Re: [Issue] Bosch D_CAN echo skb occupied error

Vincent Mailhol <mailhol.vincent@xxxxxxxxxx> · Thu, 30 Jan 2025 13:28:43 +0900

+CC: Dario

On 28/01/2025 at 00:44, Schmidt, Stefan wrote:
> Dear Vincent,
> 
>> -----Ursprüngliche Nachricht-----
>> Von: Vincent Mailhol <mailhol.vincent@xxxxxxxxxx>
>> Gesendet: Freitag, 24. Januar 2025 15:16
>> An: Schmidt, Stefan <schmidtssstefan@xxxxxxxxxxxxxxxxxxxxxxxx>
>> Cc: linux-can@xxxxxxxxxxxxxxx
>> Betreff: Re: [Issue] Bosch D_CAN echo skb occupied error

(...)

>>
>>> Context:
>>> Recently, we updated our kernel from 4.14 to 6.1.43 and our Debian from
>> 10 to 12.
>>> The system runs on an Altera Cyclone V, which has two Bosch D_CAN CAN
>> Controllers on board. We use both. Additionally, it is a dual core system with
>> two Arm cores.
>>>
>>> Issue:
>>> After the update, I saw that both CAN devices sporadically print the message
>> "BUG! echo_skb %d is occupied!" once into the syslog, with %d always being
>> index 0.
>>> From there on the affected device was unable to send any messages. A
>> restart of the device (ifdown/up) recovered the problem.

**DATA SEGMENT:**
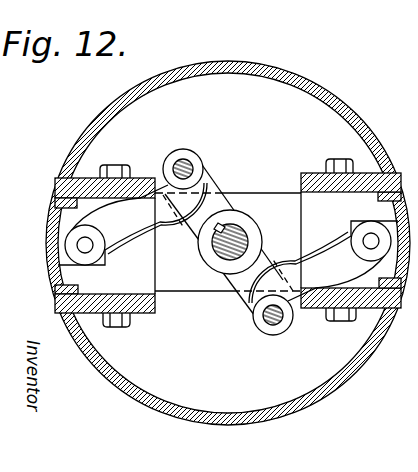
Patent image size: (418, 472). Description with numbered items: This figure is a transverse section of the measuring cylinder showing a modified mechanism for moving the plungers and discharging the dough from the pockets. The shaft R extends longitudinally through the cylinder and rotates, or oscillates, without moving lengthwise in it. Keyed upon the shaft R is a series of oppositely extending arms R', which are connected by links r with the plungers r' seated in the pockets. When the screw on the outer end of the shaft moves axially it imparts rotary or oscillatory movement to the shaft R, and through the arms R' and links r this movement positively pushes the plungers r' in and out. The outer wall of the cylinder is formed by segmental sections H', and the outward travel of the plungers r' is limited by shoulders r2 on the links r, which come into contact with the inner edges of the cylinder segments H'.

**REQUESTS:**
• a. In the Bosch D_CAN thread, put the sentence "A restart of the device (ifdown/up) recovered the problem." into Spanish.
• b. Answer these from the Bosch D_CAN thread:
(i) Which kernel version was the system updated to?
(ii) How many Arm cores does the system have?
(iii) Which index did %d always show in the logged message?
• c. Write what comes next in the Bosch D_CAN thread, picking up after its last line.

**THE REPLIES:**
• a. Un reinicio del dispositivo (ifdown/up) resolvió el problema.

• b.
(i) 6.1.43
(ii) Two
(iii) 0

• c.
>>>
>>> Steps Taken:
>>> After heavily polluting the driver with trace points, I found out that in this
>> case, the echo socket buffer is indeed still occupied by an old message on index
>> 0.
>>> Looking at the preceding usage of index 0, I saw that both functions
>> c_can_start_xmit and c_can_do_tx  (drivers/net/can/c_can/c_can_main.c )
>> were executed on different cores at the same time.
>>> One was called by the tx-interrupt of the CAN controller and was scheduled
>> on CPU0.
>>> The other one was called by the application / network layer and was
>> scheduled on CPU1.
>>> As both functions operate on the same resources (variables in RAM and CAN
>> controller registers), I think that there should be some kind of synchronization
>> mechanism, but I did not find any in the code.
>>>
>>> Theory:
>>> I think that the caching mechanism, that was introduced somewhen after
>> the 4.14 version of the kernel, can get compromised by this parallel execution.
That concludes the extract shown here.